OBJECTIVE —
Please list all lines of the material below in which the string "this" occurs.

EXTRACTED RECORDS —
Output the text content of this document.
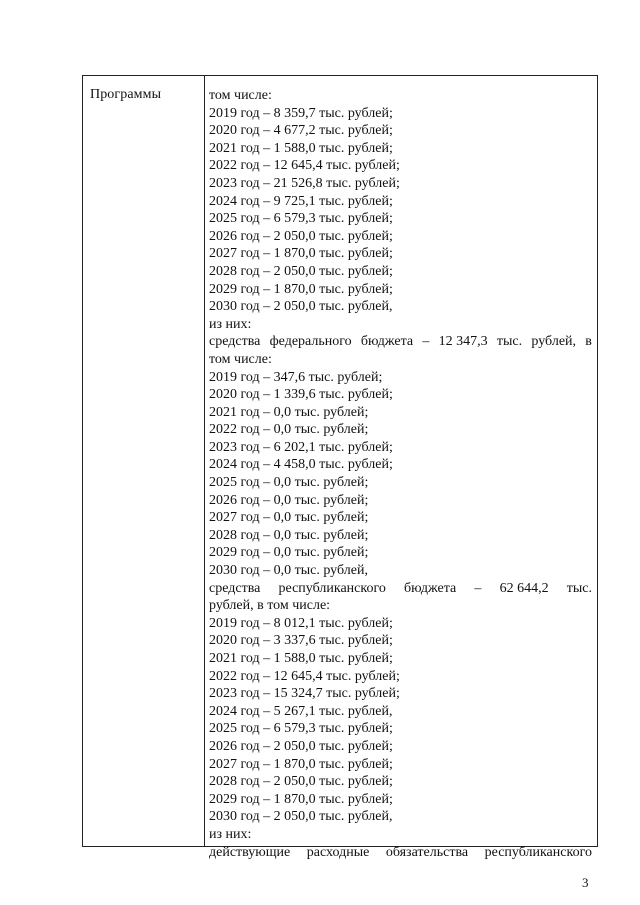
Программы	том числе:
2019 год – 8 359,7 тыс. рублей;
2020 год – 4 677,2 тыс. рублей;
2021 год – 1 588,0 тыс. рублей;
2022 год – 12 645,4 тыс. рублей;
2023 год – 21 526,8 тыс. рублей;
2024 год – 9 725,1 тыс. рублей;
2025 год – 6 579,3 тыс. рублей;
2026 год – 2 050,0 тыс. рублей;
2027 год – 1 870,0 тыс. рублей;
2028 год – 2 050,0 тыс. рублей;
2029 год – 1 870,0 тыс. рублей;
2030 год – 2 050,0 тыс. рублей,
из них:
средства федерального бюджета – 12 347,3 тыс. рублей, в
том числе:
2019 год – 347,6 тыс. рублей;
2020 год – 1 339,6 тыс. рублей;
2021 год – 0,0 тыс. рублей;
2022 год – 0,0 тыс. рублей;
2023 год – 6 202,1 тыс. рублей;
2024 год – 4 458,0 тыс. рублей;
2025 год – 0,0 тыс. рублей;
2026 год – 0,0 тыс. рублей;
2027 год – 0,0 тыс. рублей;
2028 год – 0,0 тыс. рублей;
2029 год – 0,0 тыс. рублей;
2030 год – 0,0 тыс. рублей,
средства республиканского бюджета – 62 644,2 тыс.
рублей, в том числе:
2019 год – 8 012,1 тыс. рублей;
2020 год – 3 337,6 тыс. рублей;
2021 год – 1 588,0 тыс. рублей;
2022 год – 12 645,4 тыс. рублей;
2023 год – 15 324,7 тыс. рублей;
2024 год – 5 267,1 тыс. рублей,
2025 год – 6 579,3 тыс. рублей;
2026 год – 2 050,0 тыс. рублей;
2027 год – 1 870,0 тыс. рублей;
2028 год – 2 050,0 тыс. рублей;
2029 год – 1 870,0 тыс. рублей;
2030 год – 2 050,0 тыс. рублей,
из них:
действующие расходные обязательства республиканского
3
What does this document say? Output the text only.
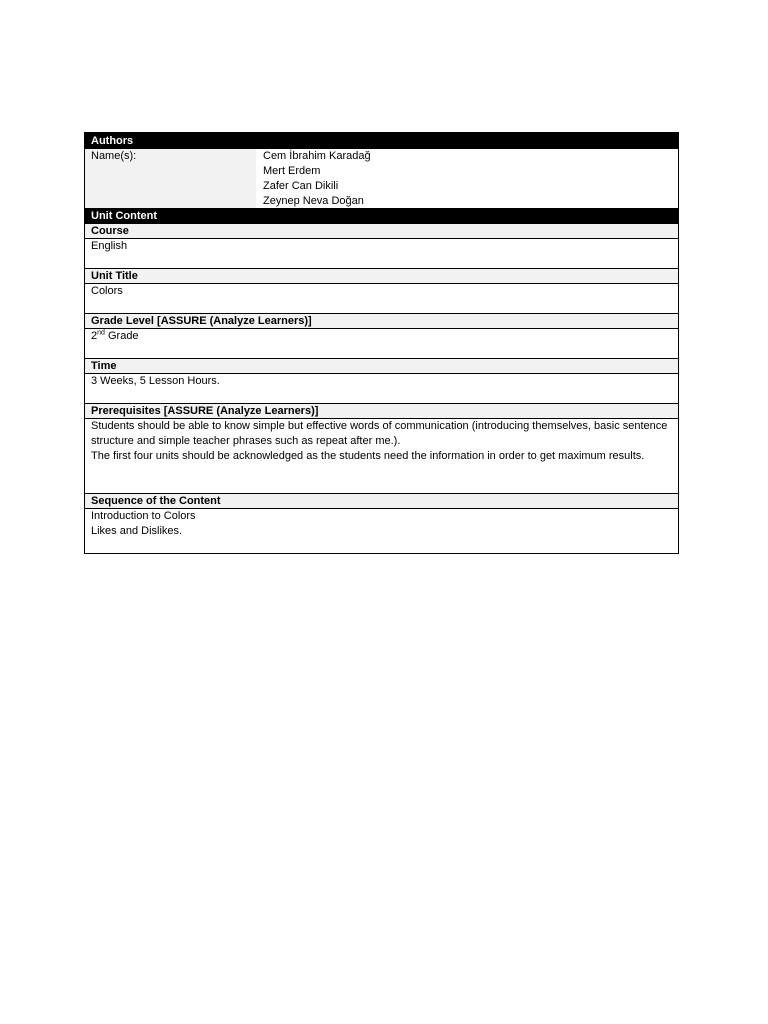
Authors
Name(s):	Cem İbrahim Karadağ
Mert Erdem
Zafer Can Dikili
Zeynep Neva Doğan
Unit Content
Course
English
Unit Title
Colors
Grade Level [ASSURE (Analyze Learners)]
2nd Grade
Time
3 Weeks, 5 Lesson Hours.
Prerequisites [ASSURE (Analyze Learners)]
Students should be able to know simple but effective words of communication (introducing themselves, basic sentence structure and simple teacher phrases such as repeat after me.).
The first four units should be acknowledged as the students need the information in order to get maximum results.
Sequence of the Content
Introduction to Colors
Likes and Dislikes.
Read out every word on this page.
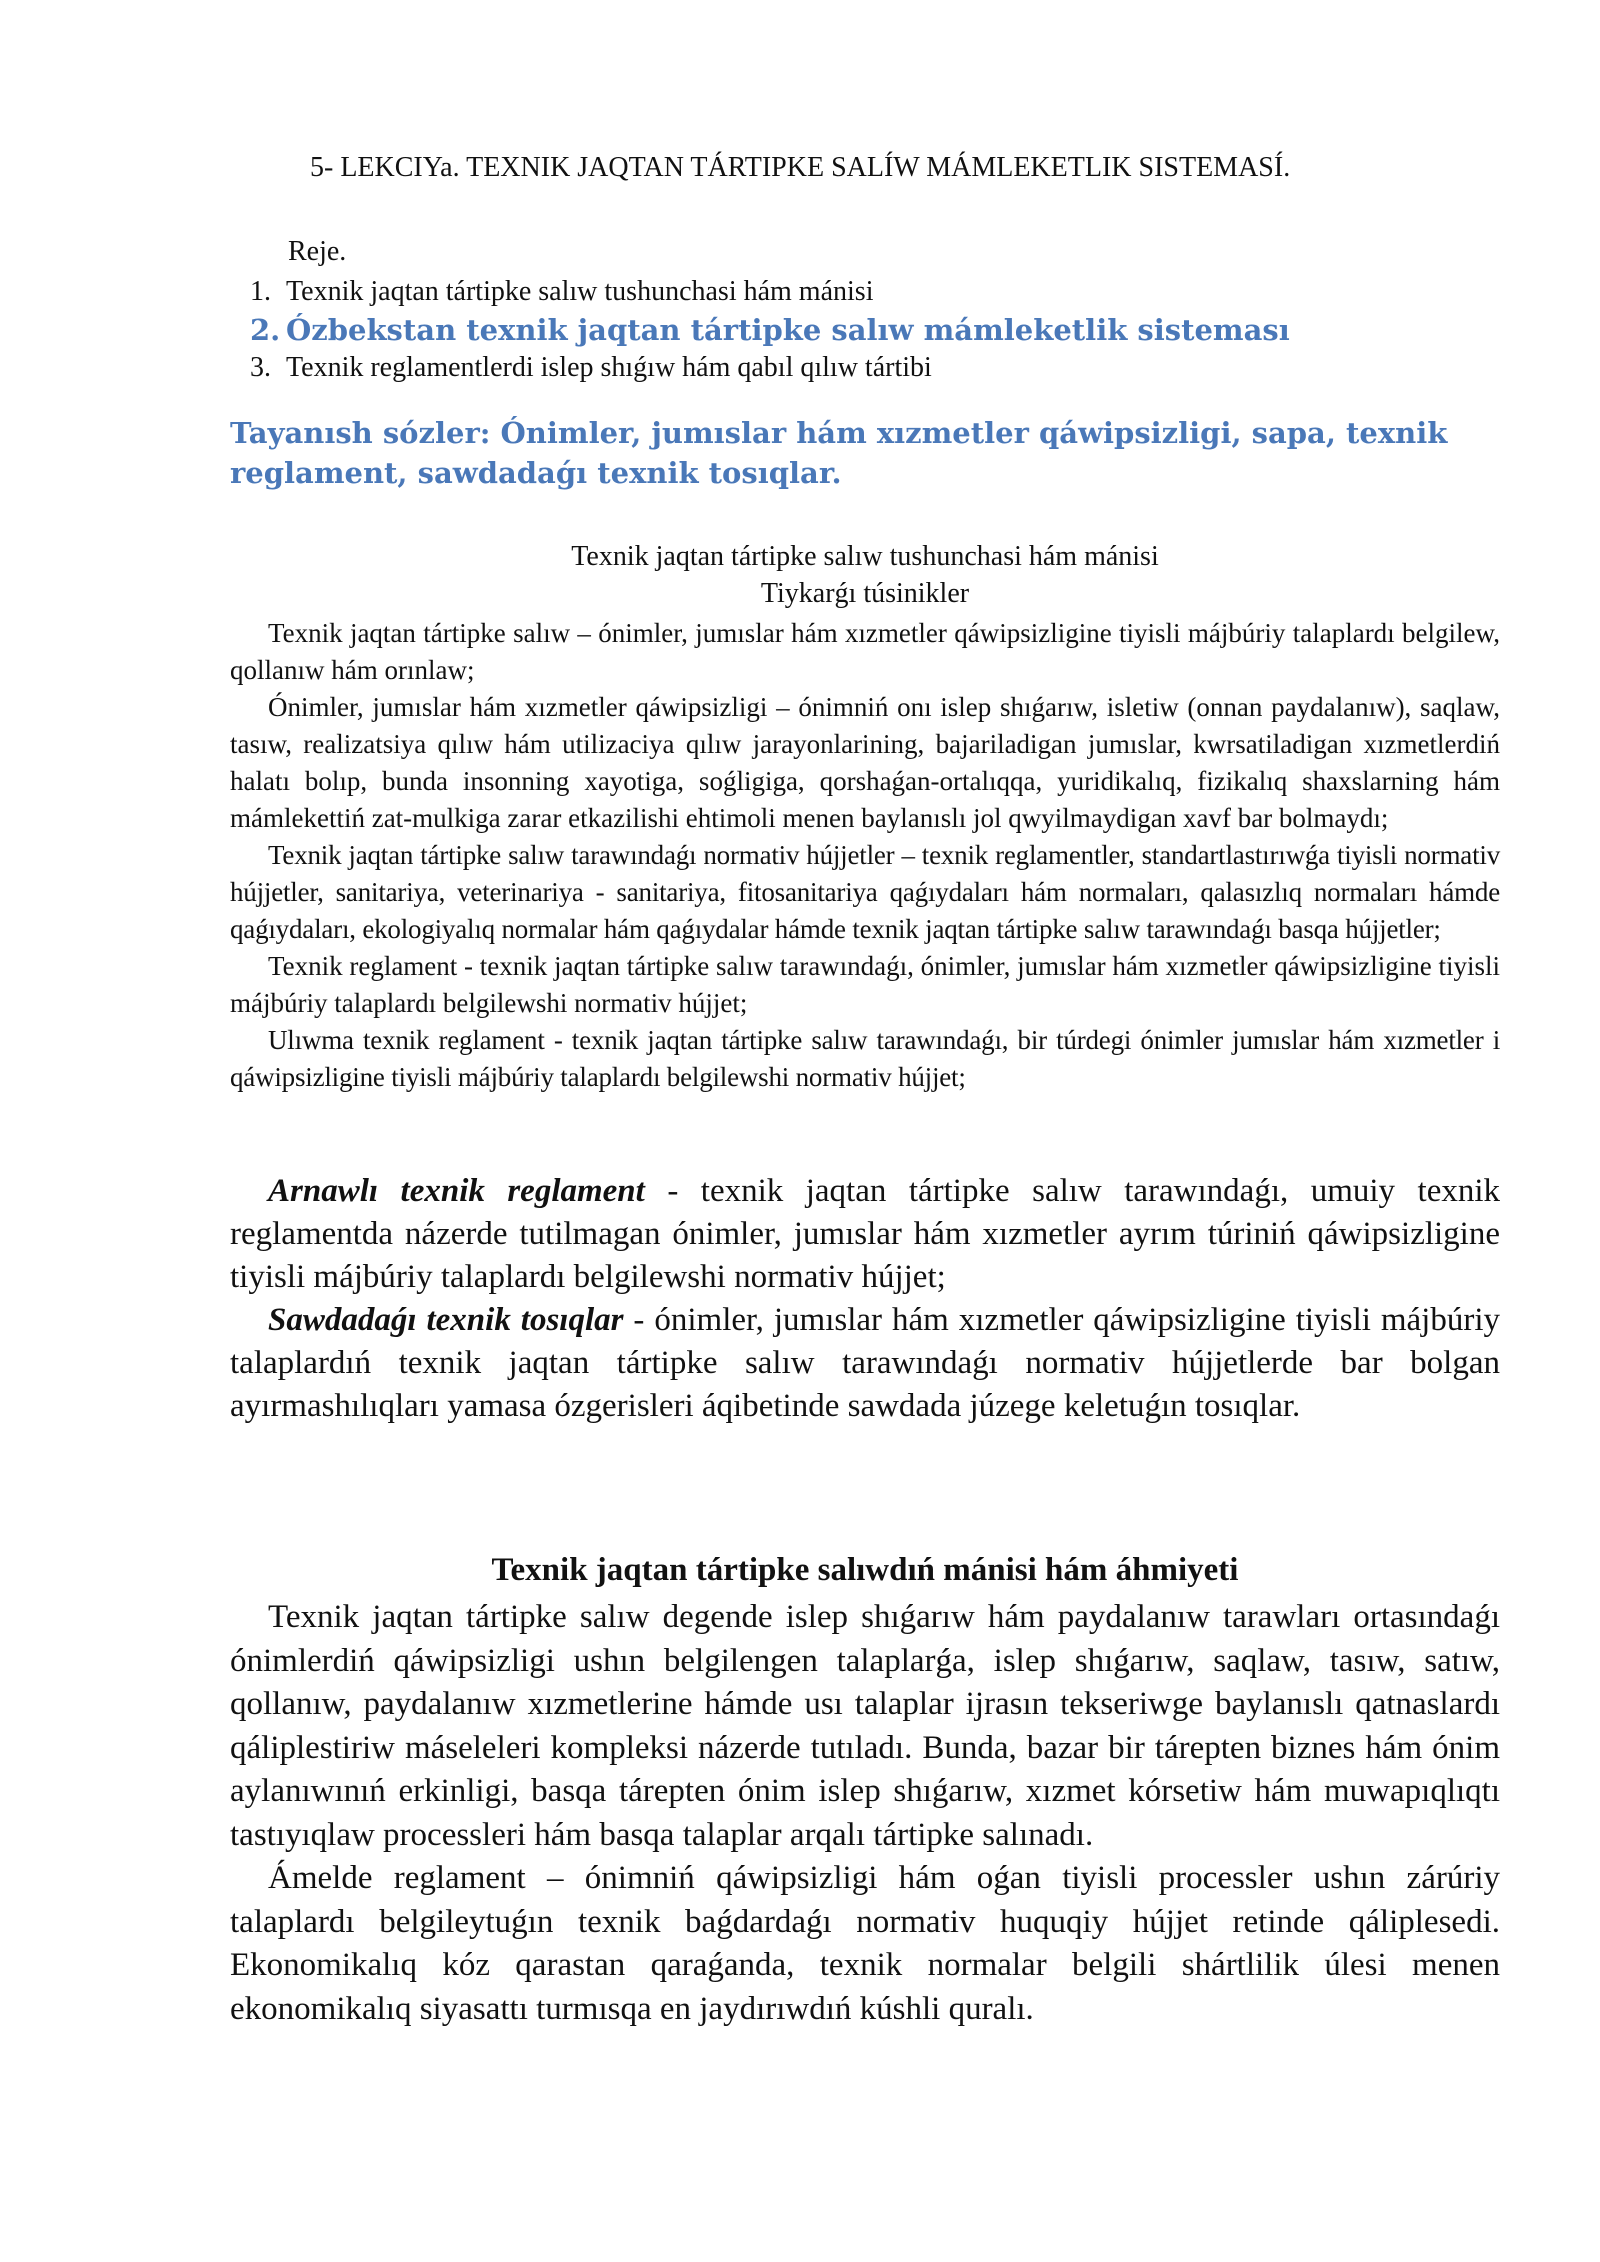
5- LEKCIYa. TEXNIK JAQTAN TÁRTIPKE SALÍW MÁMLEKETLIK SISTEMASÍ.
Reje.
1. Texnik jaqtan tártipke salıw tushunchasi hám mánisi
2. Ózbekstan texnik jaqtan tártipke salıw mámleketlik sisteması
3. Texnik reglamentlerdi islep shıǵıw hám qabıl qılıw tártibi
Tayanısh sózler: Ónimler, jumıslar hám xızmetler qáwipsizligi, sapa, texnik reglament, sawdadaǵı texnik tosıqlar.
Texnik jaqtan tártipke salıw tushunchasi hám mánisi
Tiykarǵı túsinikler

Texnik jaqtan tártipke salıw – ónimler, jumıslar hám xızmetler qáwipsizligine tiyisli májbúriy talaplardı belgilew, qollanıw hám orınlaw;

Ónimler, jumıslar hám xızmetler qáwipsizligi – ónimniń onı islep shıǵarıw, isletiw (onnan paydalanıw), saqlaw, tasıw, realizatsiya qılıw hám utilizaciya qılıw jarayonlarining, bajariladigan jumıslar, kwrsatiladigan xızmetlerdiń halatı bolıp, bunda insonning xayotiga, soǵligiga, qorshaǵan-ortalıqqa, yuridikalıq, fizikalıq shaxslarning hám mámlekettiń zat-mulkiga zarar etkazilishi ehtimoli menen baylanıslı jol qwyilmaydigan xavf bar bolmaydı;

Texnik jaqtan tártipke salıw tarawındaǵı normativ hújjetler – texnik reglamentler, standartlastırıwǵa tiyisli normativ hújjetler, sanitariya, veterinariya - sanitariya, fitosanitariya qaǵıydaları hám normaları, qalasızlıq normaları hámde qaǵıydaları, ekologiyalıq normalar hám qaǵıydalar hámde texnik jaqtan tártipke salıw tarawındaǵı basqa hújjetler;

Texnik reglament - texnik jaqtan tártipke salıw tarawındaǵı, ónimler, jumıslar hám xızmetler qáwipsizligine tiyisli májbúriy talaplardı belgilewshi normativ hújjet;

Ulıwma texnik reglament - texnik jaqtan tártipke salıw tarawındaǵı, bir túrdegi ónimler jumıslar hám xızmetler i qáwipsizligine tiyisli májbúriy talaplardı belgilewshi normativ hújjet;

Arnawlı texnik reglament - texnik jaqtan tártipke salıw tarawındaǵı, umuiy texnik reglamentda názerde tutilmagan ónimler, jumıslar hám xızmetler ayrım túriniń qáwipsizligine tiyisli májbúriy talaplardı belgilewshi normativ hújjet;

Sawdadaǵı texnik tosıqlar - ónimler, jumıslar hám xızmetler qáwipsizligine tiyisli májbúriy talaplardıń texnik jaqtan tártipke salıw tarawındaǵı normativ hújjetlerde bar bolgan ayırmashılıqları yamasa ózgerisleri áqibetinde sawdada júzege keletuǵın tosıqlar.

Texnik jaqtan tártipke salıwdıń mánisi hám áhmiyeti

Texnik jaqtan tártipke salıw degende islep shıǵarıw hám paydalanıw tarawları ortasındaǵı ónimlerdiń qáwipsizligi ushın belgilengen talaplarǵa, islep shıǵarıw, saqlaw, tasıw, satıw, qollanıw, paydalanıw xızmetlerine hámde usı talaplar ijrasın tekseriwge baylanıslı qatnaslardı qáliplestiriw máseleleri kompleksi názerde tutıladı. Bunda, bazar bir tárepten biznes hám ónim aylanıwınıń erkinligi, basqa tárepten ónim islep shıǵarıw, xızmet kórsetiw hám muwapıqlıqtı tastıyıqlaw processleri hám basqa talaplar arqalı tártipke salınadı.

Ámelde reglament – ónimniń qáwipsizligi hám oǵan tiyisli processler ushın zárúriy talaplardı belgileytuǵın texnik baǵdardaǵı normativ huquqiy hújjet retinde qáliplesedi. Ekonomikalıq kóz qarastan qaraǵanda, texnik normalar belgili shártlilik úlesi menen ekonomikalıq siyasattı turmısqa en jaydırıwdıń kúshli quralı.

SOLVED EXERCISE —
Output the text content of this document.
What does this document say? Output the text only.
Read out every word on this page.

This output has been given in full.